▶ Task
Reproduce every entry that follows word for word, but omit the images.

>> start The input

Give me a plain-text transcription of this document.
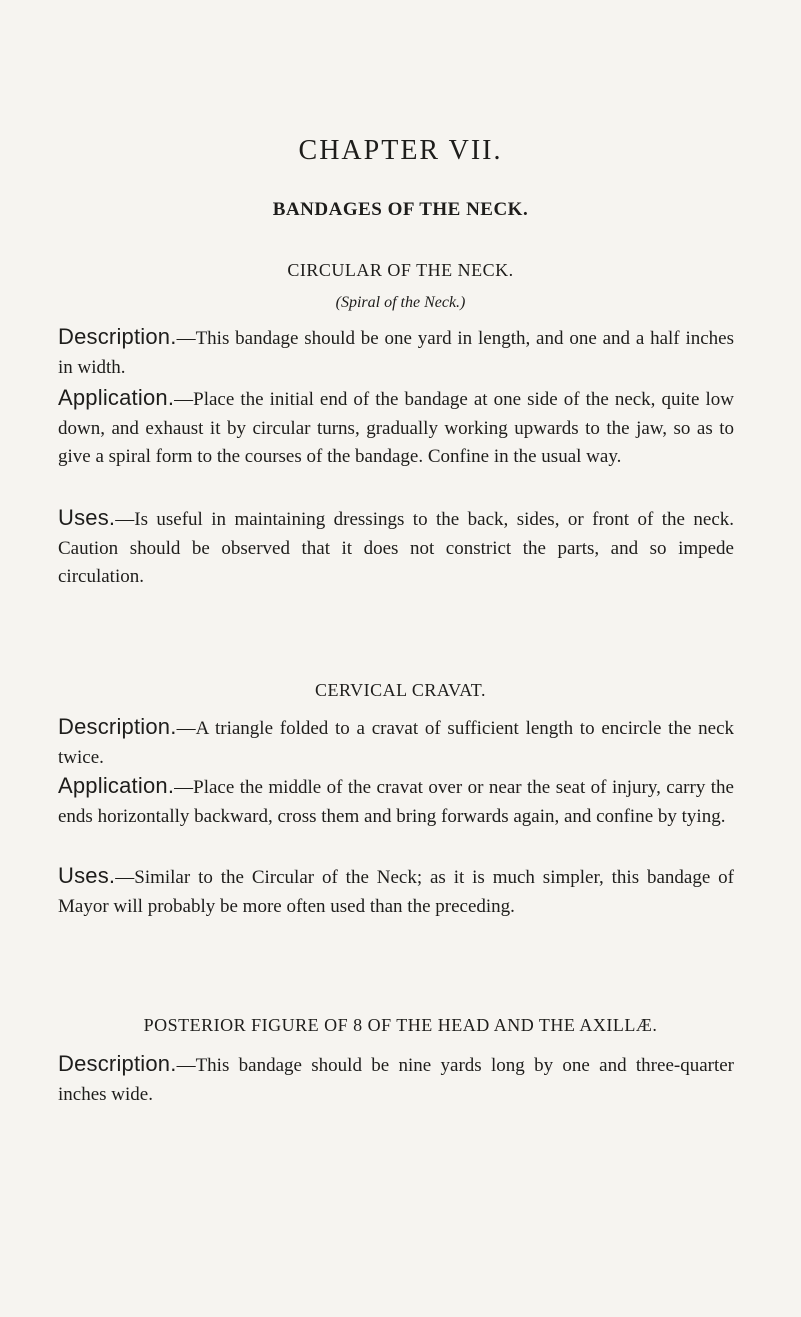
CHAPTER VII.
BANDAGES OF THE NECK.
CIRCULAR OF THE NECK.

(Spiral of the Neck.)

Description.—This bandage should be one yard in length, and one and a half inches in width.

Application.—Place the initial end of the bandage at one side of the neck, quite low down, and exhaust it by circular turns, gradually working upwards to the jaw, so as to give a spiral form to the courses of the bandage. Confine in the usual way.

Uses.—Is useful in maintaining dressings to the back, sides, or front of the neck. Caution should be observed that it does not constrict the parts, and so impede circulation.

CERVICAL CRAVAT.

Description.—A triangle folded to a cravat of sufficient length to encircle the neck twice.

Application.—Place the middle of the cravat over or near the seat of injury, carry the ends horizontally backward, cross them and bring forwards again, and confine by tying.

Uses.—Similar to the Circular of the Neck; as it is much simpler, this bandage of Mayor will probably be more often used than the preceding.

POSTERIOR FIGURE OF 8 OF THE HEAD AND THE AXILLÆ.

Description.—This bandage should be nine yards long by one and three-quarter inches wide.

>> end The input

▶ Answer to the problem
Give me a plain-text transcription of this document.
CHAPTER VII.
BANDAGES OF THE NECK.
CIRCULAR OF THE NECK.

(Spiral of the Neck.)

Description.—This bandage should be one yard in length, and one and a half inches in width.

Application.—Place the initial end of the bandage at one side of the neck, quite low down, and exhaust it by circular turns, gradually working upwards to the jaw, so as to give a spiral form to the courses of the bandage. Confine in the usual way.

Uses.—Is useful in maintaining dressings to the back, sides, or front of the neck. Caution should be observed that it does not constrict the parts, and so impede circulation.

CERVICAL CRAVAT.

Description.—A triangle folded to a cravat of sufficient length to encircle the neck twice.

Application.—Place the middle of the cravat over or near the seat of injury, carry the ends horizontally backward, cross them and bring forwards again, and confine by tying.

Uses.—Similar to the Circular of the Neck; as it is much simpler, this bandage of Mayor will probably be more often used than the preceding.

POSTERIOR FIGURE OF 8 OF THE HEAD AND THE AXILLÆ.

Description.—This bandage should be nine yards long by one and three-quarter inches wide.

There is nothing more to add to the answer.